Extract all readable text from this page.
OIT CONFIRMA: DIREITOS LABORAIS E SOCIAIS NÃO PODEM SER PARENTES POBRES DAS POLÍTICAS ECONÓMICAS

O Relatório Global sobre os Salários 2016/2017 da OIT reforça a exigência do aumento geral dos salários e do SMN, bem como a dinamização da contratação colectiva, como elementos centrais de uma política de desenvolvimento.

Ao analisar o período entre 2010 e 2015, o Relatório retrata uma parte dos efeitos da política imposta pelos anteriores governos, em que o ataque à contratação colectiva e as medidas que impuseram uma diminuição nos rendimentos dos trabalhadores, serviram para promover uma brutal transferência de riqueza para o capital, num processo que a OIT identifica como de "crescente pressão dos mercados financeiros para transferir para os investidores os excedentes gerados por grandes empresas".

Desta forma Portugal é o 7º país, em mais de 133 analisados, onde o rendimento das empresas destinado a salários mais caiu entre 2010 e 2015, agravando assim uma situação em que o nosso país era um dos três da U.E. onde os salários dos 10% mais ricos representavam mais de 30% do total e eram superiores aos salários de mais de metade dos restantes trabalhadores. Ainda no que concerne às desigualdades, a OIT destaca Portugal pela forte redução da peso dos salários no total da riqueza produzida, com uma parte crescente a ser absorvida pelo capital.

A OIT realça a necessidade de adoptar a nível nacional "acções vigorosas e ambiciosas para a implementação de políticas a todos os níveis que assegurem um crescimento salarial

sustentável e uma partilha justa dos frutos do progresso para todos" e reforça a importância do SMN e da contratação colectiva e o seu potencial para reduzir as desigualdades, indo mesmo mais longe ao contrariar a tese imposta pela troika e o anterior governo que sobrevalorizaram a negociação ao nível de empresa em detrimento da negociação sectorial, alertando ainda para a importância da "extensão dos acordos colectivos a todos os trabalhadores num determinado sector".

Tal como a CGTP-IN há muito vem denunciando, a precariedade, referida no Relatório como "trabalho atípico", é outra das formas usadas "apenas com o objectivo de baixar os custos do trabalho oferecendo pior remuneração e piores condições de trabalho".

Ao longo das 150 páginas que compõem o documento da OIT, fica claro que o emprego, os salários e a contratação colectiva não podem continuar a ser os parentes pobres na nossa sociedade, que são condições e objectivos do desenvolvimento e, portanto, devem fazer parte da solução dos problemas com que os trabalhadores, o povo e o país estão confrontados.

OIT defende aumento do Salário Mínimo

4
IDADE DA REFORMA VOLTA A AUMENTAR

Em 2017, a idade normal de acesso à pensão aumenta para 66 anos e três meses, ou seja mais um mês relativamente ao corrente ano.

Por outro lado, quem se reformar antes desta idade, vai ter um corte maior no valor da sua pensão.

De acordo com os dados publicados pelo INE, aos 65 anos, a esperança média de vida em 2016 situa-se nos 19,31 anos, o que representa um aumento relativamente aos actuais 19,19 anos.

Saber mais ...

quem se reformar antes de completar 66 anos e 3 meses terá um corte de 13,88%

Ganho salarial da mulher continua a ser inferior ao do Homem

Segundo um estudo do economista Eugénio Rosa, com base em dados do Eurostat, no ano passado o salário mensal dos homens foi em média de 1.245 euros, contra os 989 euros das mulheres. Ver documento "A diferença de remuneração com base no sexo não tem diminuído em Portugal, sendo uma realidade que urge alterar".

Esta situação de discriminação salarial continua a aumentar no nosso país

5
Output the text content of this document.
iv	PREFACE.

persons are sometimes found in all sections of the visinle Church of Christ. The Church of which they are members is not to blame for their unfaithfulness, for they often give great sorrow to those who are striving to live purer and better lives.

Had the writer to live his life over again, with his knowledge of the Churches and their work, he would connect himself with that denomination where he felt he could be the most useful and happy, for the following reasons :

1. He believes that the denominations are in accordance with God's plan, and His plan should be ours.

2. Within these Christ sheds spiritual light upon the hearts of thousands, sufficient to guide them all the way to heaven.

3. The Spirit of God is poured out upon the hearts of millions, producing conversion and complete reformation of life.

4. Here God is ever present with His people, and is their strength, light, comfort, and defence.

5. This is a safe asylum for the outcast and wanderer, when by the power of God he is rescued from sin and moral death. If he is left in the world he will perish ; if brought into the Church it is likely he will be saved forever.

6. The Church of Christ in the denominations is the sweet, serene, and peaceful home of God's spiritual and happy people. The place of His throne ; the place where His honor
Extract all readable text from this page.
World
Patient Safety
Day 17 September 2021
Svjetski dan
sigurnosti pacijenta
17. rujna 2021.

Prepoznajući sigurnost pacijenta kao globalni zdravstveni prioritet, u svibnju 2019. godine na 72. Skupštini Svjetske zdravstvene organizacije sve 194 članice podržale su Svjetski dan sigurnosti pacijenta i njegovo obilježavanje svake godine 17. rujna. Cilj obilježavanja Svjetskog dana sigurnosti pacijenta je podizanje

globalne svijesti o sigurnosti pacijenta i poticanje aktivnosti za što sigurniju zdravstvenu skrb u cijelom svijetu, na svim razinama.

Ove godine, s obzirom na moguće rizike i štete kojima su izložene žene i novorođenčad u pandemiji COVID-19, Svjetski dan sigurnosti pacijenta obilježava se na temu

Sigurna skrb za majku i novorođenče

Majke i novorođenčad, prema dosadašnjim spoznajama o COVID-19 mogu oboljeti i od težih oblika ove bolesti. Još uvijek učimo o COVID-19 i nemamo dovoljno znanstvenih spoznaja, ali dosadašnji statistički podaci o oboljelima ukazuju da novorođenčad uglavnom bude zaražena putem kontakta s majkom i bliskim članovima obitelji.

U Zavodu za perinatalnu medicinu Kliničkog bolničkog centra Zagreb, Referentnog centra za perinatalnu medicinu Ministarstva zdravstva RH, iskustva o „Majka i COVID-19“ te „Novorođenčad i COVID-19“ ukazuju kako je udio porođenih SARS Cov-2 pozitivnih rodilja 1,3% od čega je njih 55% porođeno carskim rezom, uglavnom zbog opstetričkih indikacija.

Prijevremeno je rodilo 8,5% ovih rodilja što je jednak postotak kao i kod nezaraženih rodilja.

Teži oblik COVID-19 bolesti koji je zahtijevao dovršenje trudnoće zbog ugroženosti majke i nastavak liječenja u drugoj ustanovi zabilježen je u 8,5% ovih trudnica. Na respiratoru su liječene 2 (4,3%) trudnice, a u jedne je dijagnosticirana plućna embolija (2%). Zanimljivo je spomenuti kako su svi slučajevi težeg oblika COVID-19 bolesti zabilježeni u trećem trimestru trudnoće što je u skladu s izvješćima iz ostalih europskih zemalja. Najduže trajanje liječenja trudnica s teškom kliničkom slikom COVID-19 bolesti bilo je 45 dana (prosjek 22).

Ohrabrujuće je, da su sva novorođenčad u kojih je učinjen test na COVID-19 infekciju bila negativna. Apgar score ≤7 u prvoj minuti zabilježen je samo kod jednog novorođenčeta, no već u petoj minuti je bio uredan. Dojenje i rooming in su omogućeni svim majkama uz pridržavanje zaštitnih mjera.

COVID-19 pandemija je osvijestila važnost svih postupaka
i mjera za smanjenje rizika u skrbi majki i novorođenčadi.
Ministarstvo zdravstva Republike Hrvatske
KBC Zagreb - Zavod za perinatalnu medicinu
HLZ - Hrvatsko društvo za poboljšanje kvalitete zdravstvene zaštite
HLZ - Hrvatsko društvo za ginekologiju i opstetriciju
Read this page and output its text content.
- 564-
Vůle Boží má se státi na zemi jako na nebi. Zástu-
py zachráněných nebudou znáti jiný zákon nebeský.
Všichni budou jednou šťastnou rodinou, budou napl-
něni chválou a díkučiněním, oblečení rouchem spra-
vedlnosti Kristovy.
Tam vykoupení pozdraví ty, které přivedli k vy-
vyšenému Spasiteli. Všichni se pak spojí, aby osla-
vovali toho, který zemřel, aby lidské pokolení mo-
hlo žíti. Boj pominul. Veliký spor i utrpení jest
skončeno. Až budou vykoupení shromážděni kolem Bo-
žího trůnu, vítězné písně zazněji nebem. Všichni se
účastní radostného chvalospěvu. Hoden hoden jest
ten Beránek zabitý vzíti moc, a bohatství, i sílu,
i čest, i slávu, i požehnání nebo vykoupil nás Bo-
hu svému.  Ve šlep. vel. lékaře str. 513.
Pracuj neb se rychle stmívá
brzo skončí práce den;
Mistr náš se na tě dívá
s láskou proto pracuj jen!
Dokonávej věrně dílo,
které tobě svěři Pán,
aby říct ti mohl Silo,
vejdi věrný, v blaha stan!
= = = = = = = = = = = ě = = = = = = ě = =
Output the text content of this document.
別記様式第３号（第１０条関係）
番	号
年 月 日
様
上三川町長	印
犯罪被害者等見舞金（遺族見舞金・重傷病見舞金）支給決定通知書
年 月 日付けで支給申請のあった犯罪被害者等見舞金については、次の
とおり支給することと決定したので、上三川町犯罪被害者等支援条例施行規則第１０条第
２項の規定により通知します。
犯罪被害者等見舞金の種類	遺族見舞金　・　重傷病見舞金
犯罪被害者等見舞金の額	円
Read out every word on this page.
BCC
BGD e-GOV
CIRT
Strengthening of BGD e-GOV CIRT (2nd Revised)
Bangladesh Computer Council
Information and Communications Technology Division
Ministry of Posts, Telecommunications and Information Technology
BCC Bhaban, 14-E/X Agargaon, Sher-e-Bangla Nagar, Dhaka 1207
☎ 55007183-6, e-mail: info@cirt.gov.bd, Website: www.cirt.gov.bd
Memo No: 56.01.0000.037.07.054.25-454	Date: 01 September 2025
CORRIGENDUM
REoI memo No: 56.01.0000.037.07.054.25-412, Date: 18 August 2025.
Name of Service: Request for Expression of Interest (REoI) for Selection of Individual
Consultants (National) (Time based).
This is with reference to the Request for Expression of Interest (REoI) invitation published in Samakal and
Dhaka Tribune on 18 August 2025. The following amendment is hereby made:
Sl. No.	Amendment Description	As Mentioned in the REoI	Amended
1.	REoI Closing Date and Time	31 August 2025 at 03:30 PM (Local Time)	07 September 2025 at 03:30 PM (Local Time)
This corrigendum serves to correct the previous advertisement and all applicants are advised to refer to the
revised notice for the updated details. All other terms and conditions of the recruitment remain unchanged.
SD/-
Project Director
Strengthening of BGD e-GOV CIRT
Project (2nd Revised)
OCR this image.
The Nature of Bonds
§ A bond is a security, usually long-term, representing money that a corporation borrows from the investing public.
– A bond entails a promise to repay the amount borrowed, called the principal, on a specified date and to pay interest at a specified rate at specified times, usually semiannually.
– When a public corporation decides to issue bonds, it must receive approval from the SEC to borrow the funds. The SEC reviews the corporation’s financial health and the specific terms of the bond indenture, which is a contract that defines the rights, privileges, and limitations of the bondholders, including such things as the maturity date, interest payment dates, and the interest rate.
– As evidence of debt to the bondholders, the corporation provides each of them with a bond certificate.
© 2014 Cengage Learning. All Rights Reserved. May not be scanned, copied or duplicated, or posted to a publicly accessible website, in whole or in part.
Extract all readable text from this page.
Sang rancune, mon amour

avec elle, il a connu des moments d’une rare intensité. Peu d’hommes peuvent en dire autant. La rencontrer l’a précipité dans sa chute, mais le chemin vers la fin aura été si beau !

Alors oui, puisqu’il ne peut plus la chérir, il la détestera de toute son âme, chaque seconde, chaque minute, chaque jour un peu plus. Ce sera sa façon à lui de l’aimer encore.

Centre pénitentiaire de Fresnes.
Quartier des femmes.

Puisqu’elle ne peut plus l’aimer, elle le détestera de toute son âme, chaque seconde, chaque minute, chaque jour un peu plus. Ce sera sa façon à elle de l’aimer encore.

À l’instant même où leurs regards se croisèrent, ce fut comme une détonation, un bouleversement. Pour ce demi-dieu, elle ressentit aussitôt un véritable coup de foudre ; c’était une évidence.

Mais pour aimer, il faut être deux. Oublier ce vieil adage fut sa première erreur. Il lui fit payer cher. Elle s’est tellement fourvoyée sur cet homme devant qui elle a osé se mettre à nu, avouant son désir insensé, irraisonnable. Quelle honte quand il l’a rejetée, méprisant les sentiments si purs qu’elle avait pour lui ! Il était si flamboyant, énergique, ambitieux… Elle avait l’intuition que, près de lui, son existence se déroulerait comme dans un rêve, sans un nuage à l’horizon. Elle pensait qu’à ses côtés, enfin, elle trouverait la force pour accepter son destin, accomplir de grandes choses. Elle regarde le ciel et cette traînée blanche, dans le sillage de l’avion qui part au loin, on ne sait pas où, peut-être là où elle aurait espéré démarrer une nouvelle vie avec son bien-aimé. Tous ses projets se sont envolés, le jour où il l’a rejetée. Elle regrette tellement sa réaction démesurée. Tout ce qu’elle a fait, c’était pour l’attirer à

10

========================

Take every line that includes the string "people" and copy it.

4. Here God is ever present with His people, and is their strength, light, comfort, and defence.
6. The Church of Christ in the denominations is the sweet, serene, and peaceful home of God's spiritual and happy people. The place of His throne ; the place where His honor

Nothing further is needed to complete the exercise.